Pull every line containing the word "High" from the records.

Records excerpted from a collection
----

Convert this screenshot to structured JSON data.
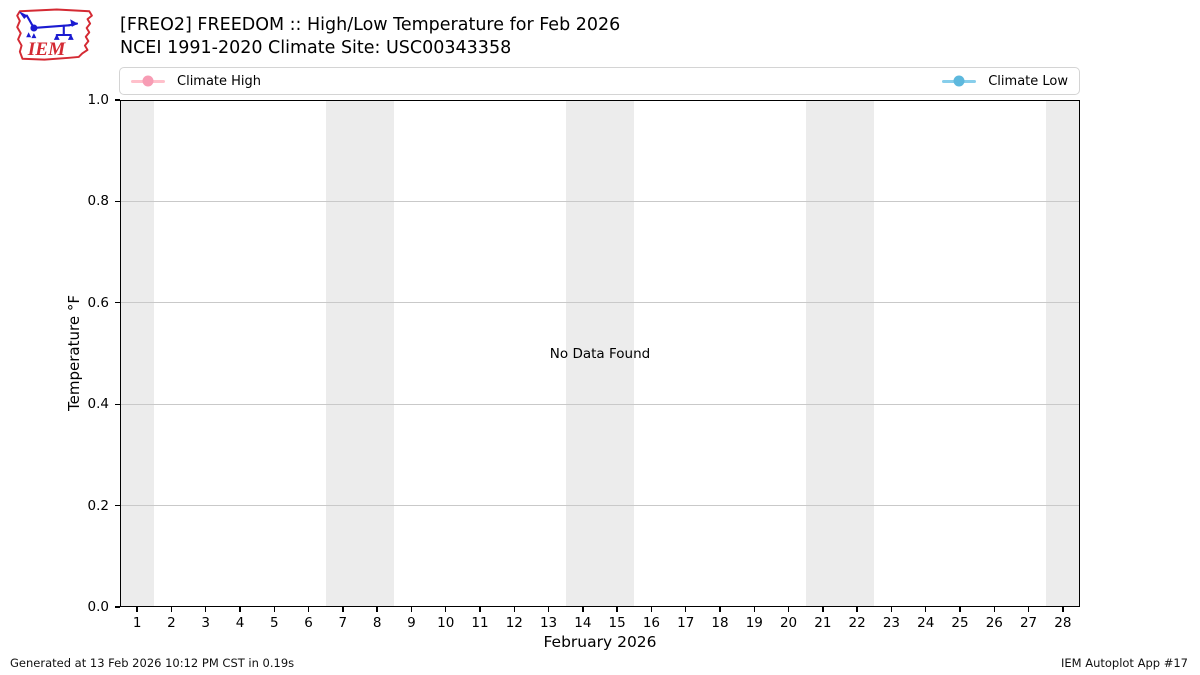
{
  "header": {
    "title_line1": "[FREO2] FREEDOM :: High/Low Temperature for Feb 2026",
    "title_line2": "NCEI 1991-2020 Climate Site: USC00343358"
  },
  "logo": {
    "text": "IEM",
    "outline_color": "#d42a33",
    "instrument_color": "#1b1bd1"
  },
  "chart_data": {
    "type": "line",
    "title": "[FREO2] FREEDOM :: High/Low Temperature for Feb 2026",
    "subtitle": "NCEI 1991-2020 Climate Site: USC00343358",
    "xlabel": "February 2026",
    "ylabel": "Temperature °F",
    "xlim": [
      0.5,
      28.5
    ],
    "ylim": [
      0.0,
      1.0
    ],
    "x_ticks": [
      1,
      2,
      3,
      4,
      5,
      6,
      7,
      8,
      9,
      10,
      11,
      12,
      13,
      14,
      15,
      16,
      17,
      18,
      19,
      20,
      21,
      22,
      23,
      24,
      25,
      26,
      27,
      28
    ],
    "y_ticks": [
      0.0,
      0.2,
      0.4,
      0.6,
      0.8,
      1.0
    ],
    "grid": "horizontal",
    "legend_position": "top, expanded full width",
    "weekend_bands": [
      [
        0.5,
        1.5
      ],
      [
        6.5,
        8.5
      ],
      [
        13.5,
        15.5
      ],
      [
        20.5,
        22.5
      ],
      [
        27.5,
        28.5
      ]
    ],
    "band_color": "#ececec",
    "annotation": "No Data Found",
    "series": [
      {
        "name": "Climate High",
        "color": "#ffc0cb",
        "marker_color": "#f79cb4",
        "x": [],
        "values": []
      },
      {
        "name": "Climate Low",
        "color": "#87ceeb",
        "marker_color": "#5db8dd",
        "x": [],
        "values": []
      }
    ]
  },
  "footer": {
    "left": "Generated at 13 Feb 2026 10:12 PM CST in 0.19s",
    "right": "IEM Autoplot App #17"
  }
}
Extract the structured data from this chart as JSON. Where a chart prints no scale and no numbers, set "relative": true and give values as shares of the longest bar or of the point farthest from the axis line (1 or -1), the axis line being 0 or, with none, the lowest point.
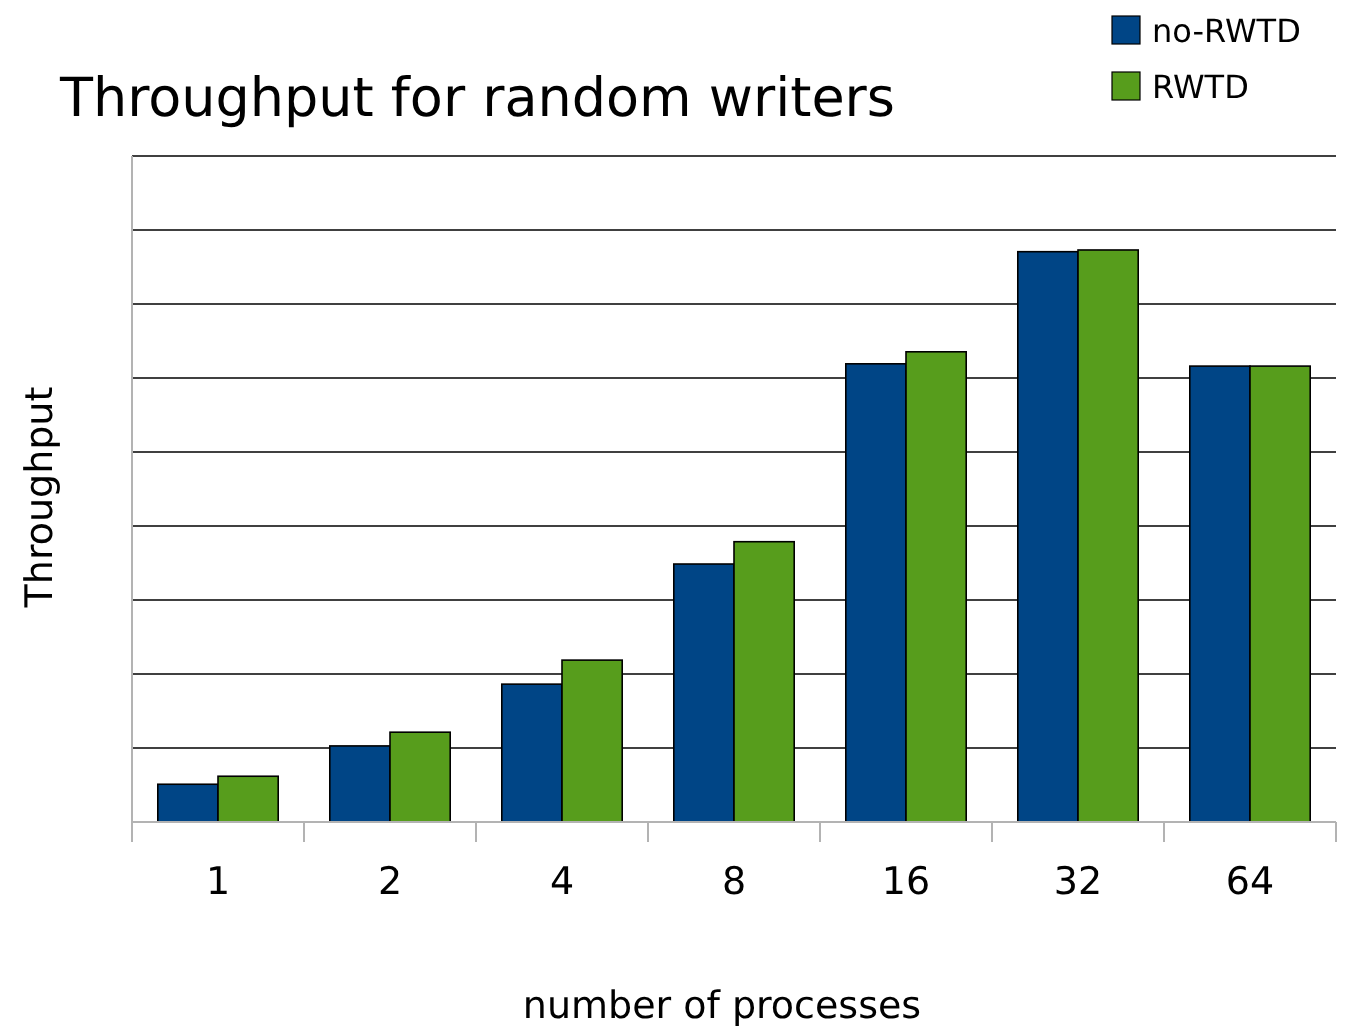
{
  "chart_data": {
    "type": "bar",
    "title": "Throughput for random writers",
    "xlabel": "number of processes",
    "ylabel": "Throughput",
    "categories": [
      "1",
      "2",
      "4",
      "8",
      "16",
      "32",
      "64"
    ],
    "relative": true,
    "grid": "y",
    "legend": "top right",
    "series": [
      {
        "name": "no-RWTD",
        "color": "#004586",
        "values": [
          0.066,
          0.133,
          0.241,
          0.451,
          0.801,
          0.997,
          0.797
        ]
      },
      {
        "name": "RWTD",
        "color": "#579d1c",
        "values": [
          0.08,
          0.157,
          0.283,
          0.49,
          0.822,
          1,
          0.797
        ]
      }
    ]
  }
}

----

● **Expected answer**
    "title_line1": "[FREO2] FREEDOM :: High/Low Temperature for Feb 2026",
    "title": "[FREO2] FREEDOM :: High/Low Temperature for Feb 2026",
        "name": "Climate High",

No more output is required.